(Task brief): Emit the entire listing verbatim.

(Records to use):
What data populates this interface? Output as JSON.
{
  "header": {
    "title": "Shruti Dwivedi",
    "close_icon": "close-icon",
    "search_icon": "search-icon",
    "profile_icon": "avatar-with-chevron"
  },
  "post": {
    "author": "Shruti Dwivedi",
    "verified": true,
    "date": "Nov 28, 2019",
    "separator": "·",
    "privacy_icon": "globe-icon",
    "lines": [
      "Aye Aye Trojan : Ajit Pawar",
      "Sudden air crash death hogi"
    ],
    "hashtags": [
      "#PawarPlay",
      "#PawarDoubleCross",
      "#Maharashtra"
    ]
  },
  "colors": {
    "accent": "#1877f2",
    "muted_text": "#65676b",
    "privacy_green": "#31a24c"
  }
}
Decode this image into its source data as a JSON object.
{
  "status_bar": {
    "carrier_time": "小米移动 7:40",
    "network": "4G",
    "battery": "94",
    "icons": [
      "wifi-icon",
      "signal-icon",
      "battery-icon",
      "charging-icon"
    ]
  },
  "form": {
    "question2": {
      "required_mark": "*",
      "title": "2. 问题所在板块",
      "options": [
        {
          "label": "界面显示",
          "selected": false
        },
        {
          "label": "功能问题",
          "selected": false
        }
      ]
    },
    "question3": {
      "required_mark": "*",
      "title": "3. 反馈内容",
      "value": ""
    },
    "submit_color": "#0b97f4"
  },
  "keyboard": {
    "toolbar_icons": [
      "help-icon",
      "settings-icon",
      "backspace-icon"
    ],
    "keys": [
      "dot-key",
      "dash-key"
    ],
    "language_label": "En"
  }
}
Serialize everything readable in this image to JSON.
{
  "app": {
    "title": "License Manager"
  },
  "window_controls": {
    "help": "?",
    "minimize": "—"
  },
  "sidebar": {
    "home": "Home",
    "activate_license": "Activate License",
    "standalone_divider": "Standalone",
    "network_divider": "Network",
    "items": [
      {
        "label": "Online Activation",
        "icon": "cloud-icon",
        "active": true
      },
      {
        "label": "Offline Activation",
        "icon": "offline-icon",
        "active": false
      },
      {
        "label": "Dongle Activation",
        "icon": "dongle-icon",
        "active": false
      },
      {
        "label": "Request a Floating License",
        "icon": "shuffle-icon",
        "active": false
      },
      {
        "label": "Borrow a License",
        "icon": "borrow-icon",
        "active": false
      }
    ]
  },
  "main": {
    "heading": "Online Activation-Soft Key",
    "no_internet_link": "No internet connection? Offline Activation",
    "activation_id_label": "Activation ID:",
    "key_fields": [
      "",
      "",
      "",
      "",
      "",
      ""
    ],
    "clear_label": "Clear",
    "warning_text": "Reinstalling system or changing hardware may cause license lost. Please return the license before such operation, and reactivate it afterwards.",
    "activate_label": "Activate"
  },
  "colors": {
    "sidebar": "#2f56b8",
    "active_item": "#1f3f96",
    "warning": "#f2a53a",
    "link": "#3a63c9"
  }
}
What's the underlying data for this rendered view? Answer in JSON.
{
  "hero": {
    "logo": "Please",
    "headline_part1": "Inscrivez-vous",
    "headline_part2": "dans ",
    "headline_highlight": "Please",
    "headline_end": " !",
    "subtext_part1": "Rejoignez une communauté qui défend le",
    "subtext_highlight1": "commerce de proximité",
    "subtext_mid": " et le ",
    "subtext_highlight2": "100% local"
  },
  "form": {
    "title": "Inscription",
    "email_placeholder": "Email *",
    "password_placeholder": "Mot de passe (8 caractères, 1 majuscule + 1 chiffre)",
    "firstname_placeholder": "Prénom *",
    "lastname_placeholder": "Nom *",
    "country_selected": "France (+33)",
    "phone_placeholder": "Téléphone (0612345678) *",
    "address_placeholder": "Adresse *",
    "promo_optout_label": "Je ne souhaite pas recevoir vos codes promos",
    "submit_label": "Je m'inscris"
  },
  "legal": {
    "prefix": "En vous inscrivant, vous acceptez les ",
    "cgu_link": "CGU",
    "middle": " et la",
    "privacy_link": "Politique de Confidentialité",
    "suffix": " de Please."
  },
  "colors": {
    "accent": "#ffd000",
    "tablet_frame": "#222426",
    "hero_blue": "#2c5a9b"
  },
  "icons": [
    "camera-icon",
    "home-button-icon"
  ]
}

(Answer):
What data populates this interface? Output as JSON.
{
  "header": {
    "title": "Shruti Dwivedi",
    "close_icon": "close-icon",
    "search_icon": "search-icon",
    "profile_icon": "avatar-with-chevron"
  },
  "post": {
    "author": "Shruti Dwivedi",
    "verified": true,
    "date": "Nov 28, 2019",
    "separator": "·",
    "privacy_icon": "globe-icon",
    "lines": [
      "Aye Aye Trojan : Ajit Pawar",
      "Sudden air crash death hogi"
    ],
    "hashtags": [
      "#PawarPlay",
      "#PawarDoubleCross",
      "#Maharashtra"
    ]
  },
  "colors": {
    "accent": "#1877f2",
    "muted_text": "#65676b",
    "privacy_green": "#31a24c"
  }
}
Decode this image into its source data as a JSON object.
{
  "status_bar": {
    "carrier_time": "小米移动 7:40",
    "network": "4G",
    "battery": "94",
    "icons": [
      "wifi-icon",
      "signal-icon",
      "battery-icon",
      "charging-icon"
    ]
  },
  "form": {
    "question2": {
      "required_mark": "*",
      "title": "2. 问题所在板块",
      "options": [
        {
          "label": "界面显示",
          "selected": false
        },
        {
          "label": "功能问题",
          "selected": false
        }
      ]
    },
    "question3": {
      "required_mark": "*",
      "title": "3. 反馈内容",
      "value": ""
    },
    "submit_color": "#0b97f4"
  },
  "keyboard": {
    "toolbar_icons": [
      "help-icon",
      "settings-icon",
      "backspace-icon"
    ],
    "keys": [
      "dot-key",
      "dash-key"
    ],
    "language_label": "En"
  }
}
Serialize everything readable in this image to JSON.
{
  "app": {
    "title": "License Manager"
  },
  "window_controls": {
    "help": "?",
    "minimize": "—"
  },
  "sidebar": {
    "home": "Home",
    "activate_license": "Activate License",
    "standalone_divider": "Standalone",
    "network_divider": "Network",
    "items": [
      {
        "label": "Online Activation",
        "icon": "cloud-icon",
        "active": true
      },
      {
        "label": "Offline Activation",
        "icon": "offline-icon",
        "active": false
      },
      {
        "label": "Dongle Activation",
        "icon": "dongle-icon",
        "active": false
      },
      {
        "label": "Request a Floating License",
        "icon": "shuffle-icon",
        "active": false
      },
      {
        "label": "Borrow a License",
        "icon": "borrow-icon",
        "active": false
      }
    ]
  },
  "main": {
    "heading": "Online Activation-Soft Key",
    "no_internet_link": "No internet connection? Offline Activation",
    "activation_id_label": "Activation ID:",
    "key_fields": [
      "",
      "",
      "",
      "",
      "",
      ""
    ],
    "clear_label": "Clear",
    "warning_text": "Reinstalling system or changing hardware may cause license lost. Please return the license before such operation, and reactivate it afterwards.",
    "activate_label": "Activate"
  },
  "colors": {
    "sidebar": "#2f56b8",
    "active_item": "#1f3f96",
    "warning": "#f2a53a",
    "link": "#3a63c9"
  }
}
What's the underlying data for this rendered view? Answer in JSON.
{
  "hero": {
    "logo": "Please",
    "headline_part1": "Inscrivez-vous",
    "headline_part2": "dans ",
    "headline_highlight": "Please",
    "headline_end": " !",
    "subtext_part1": "Rejoignez une communauté qui défend le",
    "subtext_highlight1": "commerce de proximité",
    "subtext_mid": " et le ",
    "subtext_highlight2": "100% local"
  },
  "form": {
    "title": "Inscription",
    "email_placeholder": "Email *",
    "password_placeholder": "Mot de passe (8 caractères, 1 majuscule + 1 chiffre)",
    "firstname_placeholder": "Prénom *",
    "lastname_placeholder": "Nom *",
    "country_selected": "France (+33)",
    "phone_placeholder": "Téléphone (0612345678) *",
    "address_placeholder": "Adresse *",
    "promo_optout_label": "Je ne souhaite pas recevoir vos codes promos",
    "submit_label": "Je m'inscris"
  },
  "legal": {
    "prefix": "En vous inscrivant, vous acceptez les ",
    "cgu_link": "CGU",
    "middle": " et la",
    "privacy_link": "Politique de Confidentialité",
    "suffix": " de Please."
  },
  "colors": {
    "accent": "#ffd000",
    "tablet_frame": "#222426",
    "hero_blue": "#2c5a9b"
  },
  "icons": [
    "camera-icon",
    "home-button-icon"
  ]
}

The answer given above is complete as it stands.